**TASK DESCRIPTION**. Tally the lines containing the word "waveform", and report the tally alone.
* Begin STORED DATA *
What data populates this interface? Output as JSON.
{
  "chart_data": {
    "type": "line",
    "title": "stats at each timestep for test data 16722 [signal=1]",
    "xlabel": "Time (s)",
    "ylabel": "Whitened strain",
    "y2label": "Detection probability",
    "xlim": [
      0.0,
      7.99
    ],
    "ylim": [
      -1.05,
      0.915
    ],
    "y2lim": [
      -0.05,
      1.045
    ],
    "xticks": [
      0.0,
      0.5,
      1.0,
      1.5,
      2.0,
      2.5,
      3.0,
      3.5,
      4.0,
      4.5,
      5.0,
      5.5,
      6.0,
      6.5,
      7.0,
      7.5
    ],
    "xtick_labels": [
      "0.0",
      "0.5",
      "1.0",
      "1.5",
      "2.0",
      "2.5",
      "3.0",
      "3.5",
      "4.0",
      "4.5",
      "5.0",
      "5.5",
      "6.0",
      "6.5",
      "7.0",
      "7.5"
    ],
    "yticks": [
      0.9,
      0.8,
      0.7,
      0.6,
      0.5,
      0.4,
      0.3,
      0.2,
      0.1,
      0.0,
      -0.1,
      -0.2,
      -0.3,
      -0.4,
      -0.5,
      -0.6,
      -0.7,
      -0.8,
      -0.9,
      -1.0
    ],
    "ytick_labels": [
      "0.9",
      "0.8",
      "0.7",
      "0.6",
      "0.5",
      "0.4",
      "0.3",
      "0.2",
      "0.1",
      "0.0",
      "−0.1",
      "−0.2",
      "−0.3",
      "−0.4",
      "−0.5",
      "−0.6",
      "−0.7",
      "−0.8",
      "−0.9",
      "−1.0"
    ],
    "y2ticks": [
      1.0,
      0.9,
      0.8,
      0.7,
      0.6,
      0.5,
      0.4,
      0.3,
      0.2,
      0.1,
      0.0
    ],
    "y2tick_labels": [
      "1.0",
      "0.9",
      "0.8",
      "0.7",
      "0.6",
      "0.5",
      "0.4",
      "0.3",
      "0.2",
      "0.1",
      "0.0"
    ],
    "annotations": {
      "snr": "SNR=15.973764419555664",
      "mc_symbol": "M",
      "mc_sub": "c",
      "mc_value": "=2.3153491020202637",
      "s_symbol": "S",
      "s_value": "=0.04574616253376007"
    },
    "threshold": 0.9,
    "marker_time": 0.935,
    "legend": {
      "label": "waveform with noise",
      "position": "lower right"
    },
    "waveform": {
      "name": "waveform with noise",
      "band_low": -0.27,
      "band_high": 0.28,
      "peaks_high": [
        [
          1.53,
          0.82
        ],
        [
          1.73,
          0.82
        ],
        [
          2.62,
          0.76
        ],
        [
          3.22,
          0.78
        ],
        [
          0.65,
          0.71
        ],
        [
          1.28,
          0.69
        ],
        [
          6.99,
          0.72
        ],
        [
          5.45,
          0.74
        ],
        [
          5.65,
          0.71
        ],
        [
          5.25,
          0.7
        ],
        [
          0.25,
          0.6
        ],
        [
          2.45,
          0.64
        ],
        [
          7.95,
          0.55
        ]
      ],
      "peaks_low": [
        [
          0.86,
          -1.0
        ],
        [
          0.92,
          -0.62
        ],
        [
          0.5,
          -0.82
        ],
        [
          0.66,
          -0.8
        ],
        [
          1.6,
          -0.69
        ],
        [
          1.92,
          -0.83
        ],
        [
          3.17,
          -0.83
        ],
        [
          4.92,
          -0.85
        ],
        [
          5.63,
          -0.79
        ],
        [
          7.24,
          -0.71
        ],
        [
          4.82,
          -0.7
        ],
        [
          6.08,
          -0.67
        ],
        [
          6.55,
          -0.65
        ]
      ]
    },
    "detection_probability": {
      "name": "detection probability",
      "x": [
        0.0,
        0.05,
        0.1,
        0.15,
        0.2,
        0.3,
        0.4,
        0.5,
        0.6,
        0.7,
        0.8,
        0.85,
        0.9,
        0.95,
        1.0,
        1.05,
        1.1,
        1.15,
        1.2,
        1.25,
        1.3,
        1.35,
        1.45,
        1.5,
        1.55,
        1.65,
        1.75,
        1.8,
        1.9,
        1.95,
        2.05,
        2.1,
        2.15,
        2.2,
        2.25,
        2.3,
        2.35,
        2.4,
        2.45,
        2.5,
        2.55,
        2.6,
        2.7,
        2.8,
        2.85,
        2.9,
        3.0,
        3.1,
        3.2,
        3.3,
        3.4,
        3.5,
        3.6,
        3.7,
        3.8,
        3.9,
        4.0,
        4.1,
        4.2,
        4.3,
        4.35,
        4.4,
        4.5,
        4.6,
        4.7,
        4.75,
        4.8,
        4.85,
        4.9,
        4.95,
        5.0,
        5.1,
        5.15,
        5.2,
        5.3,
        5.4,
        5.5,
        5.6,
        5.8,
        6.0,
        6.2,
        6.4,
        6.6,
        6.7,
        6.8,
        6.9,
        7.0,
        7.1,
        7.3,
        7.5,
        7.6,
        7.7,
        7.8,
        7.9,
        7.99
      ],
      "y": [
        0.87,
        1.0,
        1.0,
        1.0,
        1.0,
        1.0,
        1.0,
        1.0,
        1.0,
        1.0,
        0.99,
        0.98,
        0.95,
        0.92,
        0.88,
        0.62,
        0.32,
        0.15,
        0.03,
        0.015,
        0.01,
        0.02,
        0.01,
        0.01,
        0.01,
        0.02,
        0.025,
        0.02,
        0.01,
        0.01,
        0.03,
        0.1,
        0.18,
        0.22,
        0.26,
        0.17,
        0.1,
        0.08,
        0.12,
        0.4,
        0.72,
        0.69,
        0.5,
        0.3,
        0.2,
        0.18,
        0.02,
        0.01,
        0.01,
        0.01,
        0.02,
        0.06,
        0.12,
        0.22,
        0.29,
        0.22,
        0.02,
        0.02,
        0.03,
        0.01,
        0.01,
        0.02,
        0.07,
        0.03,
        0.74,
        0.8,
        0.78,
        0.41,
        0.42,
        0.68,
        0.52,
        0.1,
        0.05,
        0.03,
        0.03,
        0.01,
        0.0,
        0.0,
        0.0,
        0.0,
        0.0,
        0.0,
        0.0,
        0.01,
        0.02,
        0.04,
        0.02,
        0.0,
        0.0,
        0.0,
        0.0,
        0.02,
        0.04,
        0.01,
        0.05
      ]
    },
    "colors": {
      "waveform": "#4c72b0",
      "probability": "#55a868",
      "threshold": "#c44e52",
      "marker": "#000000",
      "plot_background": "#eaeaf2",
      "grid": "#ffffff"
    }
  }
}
* End STORED DATA *
**RESULT BELOW**. 4